— start of DATA TO PROCESS —

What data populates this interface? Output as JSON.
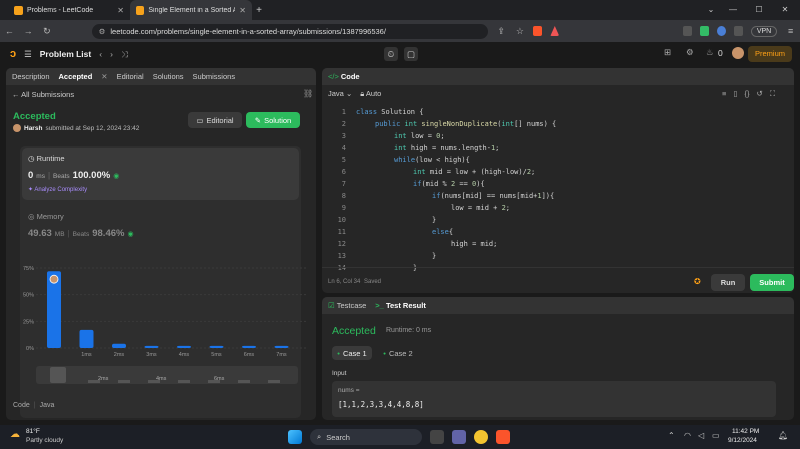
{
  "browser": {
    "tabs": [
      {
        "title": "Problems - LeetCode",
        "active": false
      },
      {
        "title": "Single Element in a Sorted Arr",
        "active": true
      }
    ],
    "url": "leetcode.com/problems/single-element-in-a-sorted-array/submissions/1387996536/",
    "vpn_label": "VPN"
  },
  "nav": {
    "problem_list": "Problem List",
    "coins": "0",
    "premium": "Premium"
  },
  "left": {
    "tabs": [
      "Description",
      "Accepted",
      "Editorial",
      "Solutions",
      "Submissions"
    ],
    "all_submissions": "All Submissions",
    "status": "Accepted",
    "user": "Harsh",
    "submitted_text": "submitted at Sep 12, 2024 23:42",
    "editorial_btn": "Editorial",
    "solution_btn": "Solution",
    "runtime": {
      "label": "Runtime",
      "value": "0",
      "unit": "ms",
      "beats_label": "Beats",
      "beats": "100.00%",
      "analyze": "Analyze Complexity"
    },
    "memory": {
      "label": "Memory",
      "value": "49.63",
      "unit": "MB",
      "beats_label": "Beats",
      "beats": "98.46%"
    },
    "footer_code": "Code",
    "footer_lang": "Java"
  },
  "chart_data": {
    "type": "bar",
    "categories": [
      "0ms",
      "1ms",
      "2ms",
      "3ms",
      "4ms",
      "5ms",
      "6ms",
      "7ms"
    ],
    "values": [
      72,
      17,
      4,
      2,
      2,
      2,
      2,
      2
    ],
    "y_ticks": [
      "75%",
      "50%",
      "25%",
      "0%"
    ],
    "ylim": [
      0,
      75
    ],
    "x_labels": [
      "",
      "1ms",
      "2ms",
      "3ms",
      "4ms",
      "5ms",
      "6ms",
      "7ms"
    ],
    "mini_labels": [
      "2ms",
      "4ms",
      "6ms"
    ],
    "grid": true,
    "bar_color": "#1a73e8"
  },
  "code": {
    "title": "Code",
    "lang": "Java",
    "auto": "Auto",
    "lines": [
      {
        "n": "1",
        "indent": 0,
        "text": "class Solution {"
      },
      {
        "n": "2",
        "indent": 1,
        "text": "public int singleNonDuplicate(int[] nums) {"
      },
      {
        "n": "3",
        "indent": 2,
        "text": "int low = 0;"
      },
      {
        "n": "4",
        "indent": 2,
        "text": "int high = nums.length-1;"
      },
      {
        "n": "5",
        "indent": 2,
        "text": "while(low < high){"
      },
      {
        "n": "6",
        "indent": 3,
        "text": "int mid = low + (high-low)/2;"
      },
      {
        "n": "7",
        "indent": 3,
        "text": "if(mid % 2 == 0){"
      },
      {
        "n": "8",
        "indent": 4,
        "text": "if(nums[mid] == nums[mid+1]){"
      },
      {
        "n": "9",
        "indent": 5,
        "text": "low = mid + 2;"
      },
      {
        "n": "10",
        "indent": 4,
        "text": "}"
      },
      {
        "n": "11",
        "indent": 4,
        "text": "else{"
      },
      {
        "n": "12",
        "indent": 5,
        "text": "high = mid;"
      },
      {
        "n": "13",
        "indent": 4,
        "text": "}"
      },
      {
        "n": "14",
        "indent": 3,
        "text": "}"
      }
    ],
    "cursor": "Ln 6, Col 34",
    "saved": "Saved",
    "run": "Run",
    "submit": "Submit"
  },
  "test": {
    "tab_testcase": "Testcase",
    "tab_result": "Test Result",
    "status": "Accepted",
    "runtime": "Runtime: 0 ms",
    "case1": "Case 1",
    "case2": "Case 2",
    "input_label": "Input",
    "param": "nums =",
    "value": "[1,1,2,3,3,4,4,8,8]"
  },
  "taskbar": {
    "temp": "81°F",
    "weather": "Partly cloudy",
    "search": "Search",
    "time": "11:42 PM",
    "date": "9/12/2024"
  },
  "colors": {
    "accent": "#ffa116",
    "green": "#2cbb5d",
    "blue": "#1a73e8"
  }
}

— end of DATA TO PROCESS —

PROBLEM TO SOLVE: Identify and copy lines that hold the string "Editorial".

TASK RESPONSE:
      "Editorial",
    "editorial_btn": "Editorial",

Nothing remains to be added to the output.